◆ **Record extracts**:
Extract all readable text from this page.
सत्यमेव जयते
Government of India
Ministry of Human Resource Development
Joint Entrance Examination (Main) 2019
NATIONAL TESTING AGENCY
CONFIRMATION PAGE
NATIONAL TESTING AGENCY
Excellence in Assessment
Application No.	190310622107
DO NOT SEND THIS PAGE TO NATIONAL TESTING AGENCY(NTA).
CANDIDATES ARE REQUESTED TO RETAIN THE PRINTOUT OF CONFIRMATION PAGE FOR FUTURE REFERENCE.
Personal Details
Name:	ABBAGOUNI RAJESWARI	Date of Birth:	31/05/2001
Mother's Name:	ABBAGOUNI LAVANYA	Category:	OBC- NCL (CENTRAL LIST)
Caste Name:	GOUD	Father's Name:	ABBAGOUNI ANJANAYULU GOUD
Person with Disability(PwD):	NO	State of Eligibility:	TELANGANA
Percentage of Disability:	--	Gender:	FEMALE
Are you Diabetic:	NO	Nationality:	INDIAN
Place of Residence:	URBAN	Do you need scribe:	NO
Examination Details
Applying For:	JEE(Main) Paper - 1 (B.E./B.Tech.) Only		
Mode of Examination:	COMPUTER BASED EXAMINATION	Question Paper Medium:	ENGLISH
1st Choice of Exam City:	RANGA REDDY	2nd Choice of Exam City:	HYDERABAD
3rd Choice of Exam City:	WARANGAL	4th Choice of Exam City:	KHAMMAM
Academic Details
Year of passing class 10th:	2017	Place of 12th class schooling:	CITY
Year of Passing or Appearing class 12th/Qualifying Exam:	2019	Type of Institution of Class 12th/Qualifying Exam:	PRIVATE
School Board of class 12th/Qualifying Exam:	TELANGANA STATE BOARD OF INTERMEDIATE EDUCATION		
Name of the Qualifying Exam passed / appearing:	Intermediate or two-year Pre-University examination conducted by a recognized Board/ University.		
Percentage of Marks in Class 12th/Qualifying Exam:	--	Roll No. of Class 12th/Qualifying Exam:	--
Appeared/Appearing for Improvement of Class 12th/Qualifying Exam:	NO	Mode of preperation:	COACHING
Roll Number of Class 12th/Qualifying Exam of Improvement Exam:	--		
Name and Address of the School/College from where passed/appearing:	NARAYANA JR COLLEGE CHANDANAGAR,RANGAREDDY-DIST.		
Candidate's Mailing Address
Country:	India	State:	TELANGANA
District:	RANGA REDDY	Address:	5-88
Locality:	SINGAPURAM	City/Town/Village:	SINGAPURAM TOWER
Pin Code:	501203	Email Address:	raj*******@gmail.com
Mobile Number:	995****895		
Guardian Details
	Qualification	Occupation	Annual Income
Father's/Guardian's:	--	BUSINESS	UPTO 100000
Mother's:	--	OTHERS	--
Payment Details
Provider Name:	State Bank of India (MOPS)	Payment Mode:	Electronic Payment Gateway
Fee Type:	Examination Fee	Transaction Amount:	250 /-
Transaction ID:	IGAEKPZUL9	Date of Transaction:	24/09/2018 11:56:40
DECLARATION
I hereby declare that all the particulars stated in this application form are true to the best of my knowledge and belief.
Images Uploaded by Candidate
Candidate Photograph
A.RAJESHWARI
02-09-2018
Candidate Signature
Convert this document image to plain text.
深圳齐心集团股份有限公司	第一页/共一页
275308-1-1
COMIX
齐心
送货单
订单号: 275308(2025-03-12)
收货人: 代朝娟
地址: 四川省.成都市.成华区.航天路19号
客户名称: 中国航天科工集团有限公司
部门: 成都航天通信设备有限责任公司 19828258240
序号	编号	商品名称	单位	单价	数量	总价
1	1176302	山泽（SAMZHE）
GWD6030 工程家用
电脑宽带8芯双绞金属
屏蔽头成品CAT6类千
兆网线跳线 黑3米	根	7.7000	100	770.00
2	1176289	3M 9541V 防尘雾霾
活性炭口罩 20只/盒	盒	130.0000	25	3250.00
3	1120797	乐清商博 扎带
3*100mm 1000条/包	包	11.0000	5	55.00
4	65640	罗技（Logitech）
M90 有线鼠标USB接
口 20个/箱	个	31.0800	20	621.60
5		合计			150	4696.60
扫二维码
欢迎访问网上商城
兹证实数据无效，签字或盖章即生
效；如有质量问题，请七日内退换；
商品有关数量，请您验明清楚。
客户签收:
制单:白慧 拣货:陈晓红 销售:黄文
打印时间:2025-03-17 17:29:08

◆ **Written request**: From the line holding "Convert this document image to plain text." to the last line of the records, quote each line exactly and add nothing.

◆ **Answer to this exercise**:
Convert this document image to plain text.
深圳齐心集团股份有限公司	第一页/共一页
275308-1-1
COMIX
齐心
送货单
订单号: 275308(2025-03-12)
收货人: 代朝娟
地址: 四川省.成都市.成华区.航天路19号
客户名称: 中国航天科工集团有限公司
部门: 成都航天通信设备有限责任公司 19828258240
序号	编号	商品名称	单位	单价	数量	总价
1	1176302	山泽（SAMZHE）
GWD6030 工程家用
电脑宽带8芯双绞金属
屏蔽头成品CAT6类千
兆网线跳线 黑3米	根	7.7000	100	770.00
2	1176289	3M 9541V 防尘雾霾
活性炭口罩 20只/盒	盒	130.0000	25	3250.00
3	1120797	乐清商博 扎带
3*100mm 1000条/包	包	11.0000	5	55.00
4	65640	罗技（Logitech）
M90 有线鼠标USB接
口 20个/箱	个	31.0800	20	621.60
5		合计			150	4696.60
扫二维码
欢迎访问网上商城
兹证实数据无效，签字或盖章即生
效；如有质量问题，请七日内退换；
商品有关数量，请您验明清楚。
客户签收:
制单:白慧 拣货:陈晓红 销售:黄文
打印时间:2025-03-17 17:29:08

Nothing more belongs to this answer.